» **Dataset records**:
-----

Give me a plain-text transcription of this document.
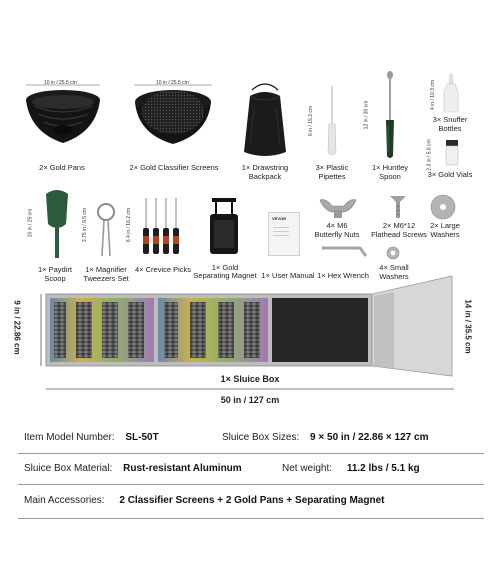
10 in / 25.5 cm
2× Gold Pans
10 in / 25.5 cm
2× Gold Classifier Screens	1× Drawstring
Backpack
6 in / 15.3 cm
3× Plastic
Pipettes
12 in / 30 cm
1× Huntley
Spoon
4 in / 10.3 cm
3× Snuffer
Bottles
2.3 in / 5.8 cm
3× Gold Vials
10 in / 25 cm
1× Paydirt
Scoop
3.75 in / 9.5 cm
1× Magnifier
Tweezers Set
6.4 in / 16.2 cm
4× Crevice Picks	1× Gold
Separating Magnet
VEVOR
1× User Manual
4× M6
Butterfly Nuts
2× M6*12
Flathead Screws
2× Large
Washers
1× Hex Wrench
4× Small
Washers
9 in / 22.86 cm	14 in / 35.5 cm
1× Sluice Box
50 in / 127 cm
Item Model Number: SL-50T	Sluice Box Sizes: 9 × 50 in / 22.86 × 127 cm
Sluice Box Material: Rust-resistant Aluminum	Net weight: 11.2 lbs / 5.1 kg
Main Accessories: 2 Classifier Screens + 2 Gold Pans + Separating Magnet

-----

» **Task to carry out**: Leave out the pictures and copy everything else in the records word for word.

» **Solution**:
Give me a plain-text transcription of this document.
10 in / 25.5 cm
2× Gold Pans
10 in / 25.5 cm
2× Gold Classifier Screens	1× Drawstring
Backpack
6 in / 15.3 cm
3× Plastic
Pipettes
12 in / 30 cm
1× Huntley
Spoon
4 in / 10.3 cm
3× Snuffer
Bottles
2.3 in / 5.8 cm
3× Gold Vials
10 in / 25 cm
1× Paydirt
Scoop
3.75 in / 9.5 cm
1× Magnifier
Tweezers Set
6.4 in / 16.2 cm
4× Crevice Picks	1× Gold
Separating Magnet
VEVOR
1× User Manual
4× M6
Butterfly Nuts
2× M6*12
Flathead Screws
2× Large
Washers
1× Hex Wrench
4× Small
Washers
9 in / 22.86 cm	14 in / 35.5 cm
1× Sluice Box
50 in / 127 cm
Item Model Number: SL-50T	Sluice Box Sizes: 9 × 50 in / 22.86 × 127 cm
Sluice Box Material: Rust-resistant Aluminum	Net weight: 11.2 lbs / 5.1 kg
Main Accessories: 2 Classifier Screens + 2 Gold Pans + Separating Magnet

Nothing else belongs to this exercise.